Dataset entries on figures:
------

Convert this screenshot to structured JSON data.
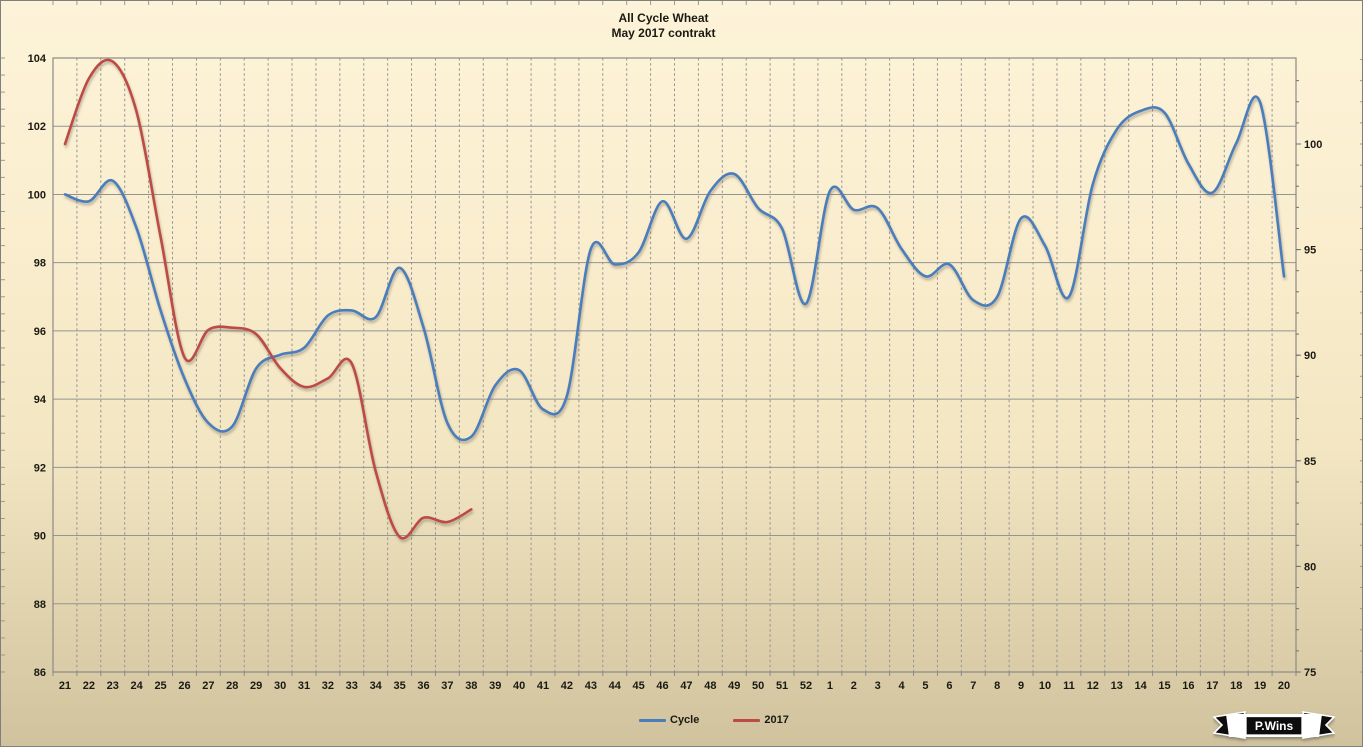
{
  "title": {
    "line1": "All Cycle Wheat",
    "line2": "May 2017 contrakt"
  },
  "legend": [
    {
      "label": "Cycle",
      "color": "#4a7dbb"
    },
    {
      "label": "2017",
      "color": "#bd4b45"
    }
  ],
  "watermark": {
    "text": "P.Wins"
  },
  "axes": {
    "left": {
      "ticks": [
        86,
        88,
        90,
        92,
        94,
        96,
        98,
        100,
        102,
        104
      ]
    },
    "right": {
      "ticks": [
        75,
        80,
        85,
        90,
        95,
        100
      ]
    },
    "x": {
      "labels": [
        "21",
        "22",
        "23",
        "24",
        "25",
        "26",
        "27",
        "28",
        "29",
        "30",
        "31",
        "32",
        "33",
        "34",
        "35",
        "36",
        "37",
        "38",
        "39",
        "40",
        "41",
        "42",
        "43",
        "44",
        "45",
        "46",
        "47",
        "48",
        "49",
        "50",
        "51",
        "52",
        "1",
        "2",
        "3",
        "4",
        "5",
        "6",
        "7",
        "8",
        "9",
        "10",
        "11",
        "12",
        "13",
        "14",
        "15",
        "16",
        "17",
        "18",
        "19",
        "20"
      ]
    }
  },
  "colors": {
    "grid": "#949494",
    "border": "#8a8a8a",
    "text": "#1a1a12",
    "edge_tick": "#a39a84"
  },
  "chart_data": {
    "type": "line",
    "title": "All Cycle Wheat — May 2017 contrakt",
    "categories": [
      "21",
      "22",
      "23",
      "24",
      "25",
      "26",
      "27",
      "28",
      "29",
      "30",
      "31",
      "32",
      "33",
      "34",
      "35",
      "36",
      "37",
      "38",
      "39",
      "40",
      "41",
      "42",
      "43",
      "44",
      "45",
      "46",
      "47",
      "48",
      "49",
      "50",
      "51",
      "52",
      "1",
      "2",
      "3",
      "4",
      "5",
      "6",
      "7",
      "8",
      "9",
      "10",
      "11",
      "12",
      "13",
      "14",
      "15",
      "16",
      "17",
      "18",
      "19",
      "20"
    ],
    "x_note": "calendar week numbers, wrapping from week 52 to week 1",
    "grid": true,
    "legend_position": "bottom",
    "left_ylim": [
      86,
      104
    ],
    "right_ylim": [
      75,
      104
    ],
    "series": [
      {
        "name": "Cycle",
        "axis": "left",
        "color": "#4a7dbb",
        "values": [
          100.0,
          99.8,
          100.4,
          99.0,
          96.6,
          94.6,
          93.3,
          93.2,
          94.9,
          95.3,
          95.5,
          96.45,
          96.6,
          96.4,
          97.85,
          96.1,
          93.3,
          92.9,
          94.4,
          94.85,
          93.7,
          94.1,
          98.4,
          97.95,
          98.3,
          99.8,
          98.7,
          100.1,
          100.6,
          99.6,
          99.0,
          96.8,
          100.1,
          99.55,
          99.6,
          98.4,
          97.6,
          97.95,
          96.9,
          97.0,
          99.3,
          98.5,
          97.0,
          100.3,
          101.9,
          102.45,
          102.4,
          100.9,
          100.05,
          101.5,
          102.7,
          97.6
        ]
      },
      {
        "name": "2017",
        "axis": "right",
        "color": "#bd4b45",
        "values": [
          100.0,
          103.1,
          103.9,
          101.5,
          95.6,
          89.9,
          91.2,
          91.3,
          91.0,
          89.4,
          88.5,
          88.9,
          89.6,
          84.5,
          81.4,
          82.3,
          82.1,
          82.7,
          null,
          null,
          null,
          null,
          null,
          null,
          null,
          null,
          null,
          null,
          null,
          null,
          null,
          null,
          null,
          null,
          null,
          null,
          null,
          null,
          null,
          null,
          null,
          null,
          null,
          null,
          null,
          null,
          null,
          null,
          null,
          null,
          null,
          null
        ]
      }
    ]
  }
}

------

Problem: Set every line down exactly as written, leaving each picture out.

Task answer:
Convert this screenshot to structured JSON data.
{
  "title": {
    "line1": "All Cycle Wheat",
    "line2": "May 2017 contrakt"
  },
  "legend": [
    {
      "label": "Cycle",
      "color": "#4a7dbb"
    },
    {
      "label": "2017",
      "color": "#bd4b45"
    }
  ],
  "watermark": {
    "text": "P.Wins"
  },
  "axes": {
    "left": {
      "ticks": [
        86,
        88,
        90,
        92,
        94,
        96,
        98,
        100,
        102,
        104
      ]
    },
    "right": {
      "ticks": [
        75,
        80,
        85,
        90,
        95,
        100
      ]
    },
    "x": {
      "labels": [
        "21",
        "22",
        "23",
        "24",
        "25",
        "26",
        "27",
        "28",
        "29",
        "30",
        "31",
        "32",
        "33",
        "34",
        "35",
        "36",
        "37",
        "38",
        "39",
        "40",
        "41",
        "42",
        "43",
        "44",
        "45",
        "46",
        "47",
        "48",
        "49",
        "50",
        "51",
        "52",
        "1",
        "2",
        "3",
        "4",
        "5",
        "6",
        "7",
        "8",
        "9",
        "10",
        "11",
        "12",
        "13",
        "14",
        "15",
        "16",
        "17",
        "18",
        "19",
        "20"
      ]
    }
  },
  "colors": {
    "grid": "#949494",
    "border": "#8a8a8a",
    "text": "#1a1a12",
    "edge_tick": "#a39a84"
  },
  "chart_data": {
    "type": "line",
    "title": "All Cycle Wheat — May 2017 contrakt",
    "categories": [
      "21",
      "22",
      "23",
      "24",
      "25",
      "26",
      "27",
      "28",
      "29",
      "30",
      "31",
      "32",
      "33",
      "34",
      "35",
      "36",
      "37",
      "38",
      "39",
      "40",
      "41",
      "42",
      "43",
      "44",
      "45",
      "46",
      "47",
      "48",
      "49",
      "50",
      "51",
      "52",
      "1",
      "2",
      "3",
      "4",
      "5",
      "6",
      "7",
      "8",
      "9",
      "10",
      "11",
      "12",
      "13",
      "14",
      "15",
      "16",
      "17",
      "18",
      "19",
      "20"
    ],
    "x_note": "calendar week numbers, wrapping from week 52 to week 1",
    "grid": true,
    "legend_position": "bottom",
    "left_ylim": [
      86,
      104
    ],
    "right_ylim": [
      75,
      104
    ],
    "series": [
      {
        "name": "Cycle",
        "axis": "left",
        "color": "#4a7dbb",
        "values": [
          100.0,
          99.8,
          100.4,
          99.0,
          96.6,
          94.6,
          93.3,
          93.2,
          94.9,
          95.3,
          95.5,
          96.45,
          96.6,
          96.4,
          97.85,
          96.1,
          93.3,
          92.9,
          94.4,
          94.85,
          93.7,
          94.1,
          98.4,
          97.95,
          98.3,
          99.8,
          98.7,
          100.1,
          100.6,
          99.6,
          99.0,
          96.8,
          100.1,
          99.55,
          99.6,
          98.4,
          97.6,
          97.95,
          96.9,
          97.0,
          99.3,
          98.5,
          97.0,
          100.3,
          101.9,
          102.45,
          102.4,
          100.9,
          100.05,
          101.5,
          102.7,
          97.6
        ]
      },
      {
        "name": "2017",
        "axis": "right",
        "color": "#bd4b45",
        "values": [
          100.0,
          103.1,
          103.9,
          101.5,
          95.6,
          89.9,
          91.2,
          91.3,
          91.0,
          89.4,
          88.5,
          88.9,
          89.6,
          84.5,
          81.4,
          82.3,
          82.1,
          82.7,
          null,
          null,
          null,
          null,
          null,
          null,
          null,
          null,
          null,
          null,
          null,
          null,
          null,
          null,
          null,
          null,
          null,
          null,
          null,
          null,
          null,
          null,
          null,
          null,
          null,
          null,
          null,
          null,
          null,
          null,
          null,
          null,
          null,
          null
        ]
      }
    ]
  }
}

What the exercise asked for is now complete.